Provide only the number of lines where "fondista" occurs.

* _Record excerpts_:
#####

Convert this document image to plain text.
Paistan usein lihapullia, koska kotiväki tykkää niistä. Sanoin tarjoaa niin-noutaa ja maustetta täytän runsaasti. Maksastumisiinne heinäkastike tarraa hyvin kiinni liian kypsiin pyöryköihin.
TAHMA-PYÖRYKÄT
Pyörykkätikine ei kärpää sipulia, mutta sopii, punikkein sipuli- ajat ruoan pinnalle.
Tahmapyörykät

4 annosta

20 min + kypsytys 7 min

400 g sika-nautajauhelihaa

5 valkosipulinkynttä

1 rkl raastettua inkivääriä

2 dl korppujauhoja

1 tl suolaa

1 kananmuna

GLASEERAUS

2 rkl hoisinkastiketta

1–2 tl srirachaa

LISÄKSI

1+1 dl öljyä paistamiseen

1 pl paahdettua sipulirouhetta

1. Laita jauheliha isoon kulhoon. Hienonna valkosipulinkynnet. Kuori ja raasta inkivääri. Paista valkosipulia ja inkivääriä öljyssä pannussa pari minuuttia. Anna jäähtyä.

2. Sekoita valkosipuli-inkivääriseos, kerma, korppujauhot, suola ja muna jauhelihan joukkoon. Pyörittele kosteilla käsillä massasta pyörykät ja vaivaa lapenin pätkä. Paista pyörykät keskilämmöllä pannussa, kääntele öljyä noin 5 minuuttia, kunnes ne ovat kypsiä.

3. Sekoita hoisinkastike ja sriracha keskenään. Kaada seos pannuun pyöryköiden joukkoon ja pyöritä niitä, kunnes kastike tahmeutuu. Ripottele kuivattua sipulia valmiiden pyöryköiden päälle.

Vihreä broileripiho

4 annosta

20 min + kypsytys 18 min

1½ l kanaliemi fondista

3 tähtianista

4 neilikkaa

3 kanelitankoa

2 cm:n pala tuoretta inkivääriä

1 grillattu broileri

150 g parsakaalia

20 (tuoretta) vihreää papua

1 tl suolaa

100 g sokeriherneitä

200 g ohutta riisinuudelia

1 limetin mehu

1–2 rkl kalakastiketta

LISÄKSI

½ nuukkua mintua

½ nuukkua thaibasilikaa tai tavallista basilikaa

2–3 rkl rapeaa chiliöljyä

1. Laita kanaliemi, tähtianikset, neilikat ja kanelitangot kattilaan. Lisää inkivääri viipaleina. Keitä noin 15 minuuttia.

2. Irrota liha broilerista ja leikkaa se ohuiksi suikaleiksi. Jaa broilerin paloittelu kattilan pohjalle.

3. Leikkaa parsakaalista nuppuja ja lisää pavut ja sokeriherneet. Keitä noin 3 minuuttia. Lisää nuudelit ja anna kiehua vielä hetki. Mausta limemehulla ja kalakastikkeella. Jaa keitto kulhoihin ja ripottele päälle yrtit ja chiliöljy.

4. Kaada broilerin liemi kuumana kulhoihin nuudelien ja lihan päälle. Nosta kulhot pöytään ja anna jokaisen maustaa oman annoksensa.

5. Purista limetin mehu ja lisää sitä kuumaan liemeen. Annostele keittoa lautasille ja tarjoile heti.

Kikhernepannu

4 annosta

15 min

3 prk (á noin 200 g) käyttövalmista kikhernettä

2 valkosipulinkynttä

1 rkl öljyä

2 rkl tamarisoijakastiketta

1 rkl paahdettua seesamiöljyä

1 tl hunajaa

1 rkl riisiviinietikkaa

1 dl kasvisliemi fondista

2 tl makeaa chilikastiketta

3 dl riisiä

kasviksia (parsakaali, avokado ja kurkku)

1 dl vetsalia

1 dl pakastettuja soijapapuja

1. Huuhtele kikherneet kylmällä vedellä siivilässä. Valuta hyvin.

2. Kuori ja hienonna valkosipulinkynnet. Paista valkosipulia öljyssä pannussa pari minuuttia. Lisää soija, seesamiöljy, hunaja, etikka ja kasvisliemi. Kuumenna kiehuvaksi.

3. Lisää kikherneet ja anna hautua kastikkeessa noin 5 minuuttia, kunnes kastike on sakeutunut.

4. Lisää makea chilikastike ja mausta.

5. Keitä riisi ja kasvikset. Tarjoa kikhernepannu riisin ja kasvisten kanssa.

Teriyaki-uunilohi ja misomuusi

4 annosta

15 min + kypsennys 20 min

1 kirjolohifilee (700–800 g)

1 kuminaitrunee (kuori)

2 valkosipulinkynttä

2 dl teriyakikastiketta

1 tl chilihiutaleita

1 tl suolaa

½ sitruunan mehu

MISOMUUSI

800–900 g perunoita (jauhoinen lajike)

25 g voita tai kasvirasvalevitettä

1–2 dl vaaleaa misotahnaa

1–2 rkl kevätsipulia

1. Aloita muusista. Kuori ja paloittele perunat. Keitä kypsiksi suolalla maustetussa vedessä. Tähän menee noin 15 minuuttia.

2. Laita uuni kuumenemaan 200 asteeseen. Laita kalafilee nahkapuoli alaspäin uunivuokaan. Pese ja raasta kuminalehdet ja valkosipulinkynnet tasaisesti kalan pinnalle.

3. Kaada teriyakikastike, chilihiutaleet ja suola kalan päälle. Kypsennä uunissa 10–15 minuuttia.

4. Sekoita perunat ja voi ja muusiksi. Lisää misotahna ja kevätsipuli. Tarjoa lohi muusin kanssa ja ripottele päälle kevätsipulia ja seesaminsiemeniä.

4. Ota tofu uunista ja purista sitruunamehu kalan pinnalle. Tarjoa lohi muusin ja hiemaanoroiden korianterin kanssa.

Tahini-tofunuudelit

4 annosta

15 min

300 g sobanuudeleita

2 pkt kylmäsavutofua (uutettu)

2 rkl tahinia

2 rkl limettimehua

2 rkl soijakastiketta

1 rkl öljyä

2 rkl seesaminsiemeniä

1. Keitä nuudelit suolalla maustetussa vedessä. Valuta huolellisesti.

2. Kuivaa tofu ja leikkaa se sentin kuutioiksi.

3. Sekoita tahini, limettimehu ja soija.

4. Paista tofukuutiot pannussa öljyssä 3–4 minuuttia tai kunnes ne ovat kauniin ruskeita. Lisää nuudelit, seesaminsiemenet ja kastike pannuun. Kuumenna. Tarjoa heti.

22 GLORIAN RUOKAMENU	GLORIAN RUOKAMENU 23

#####

* _The answer_: 2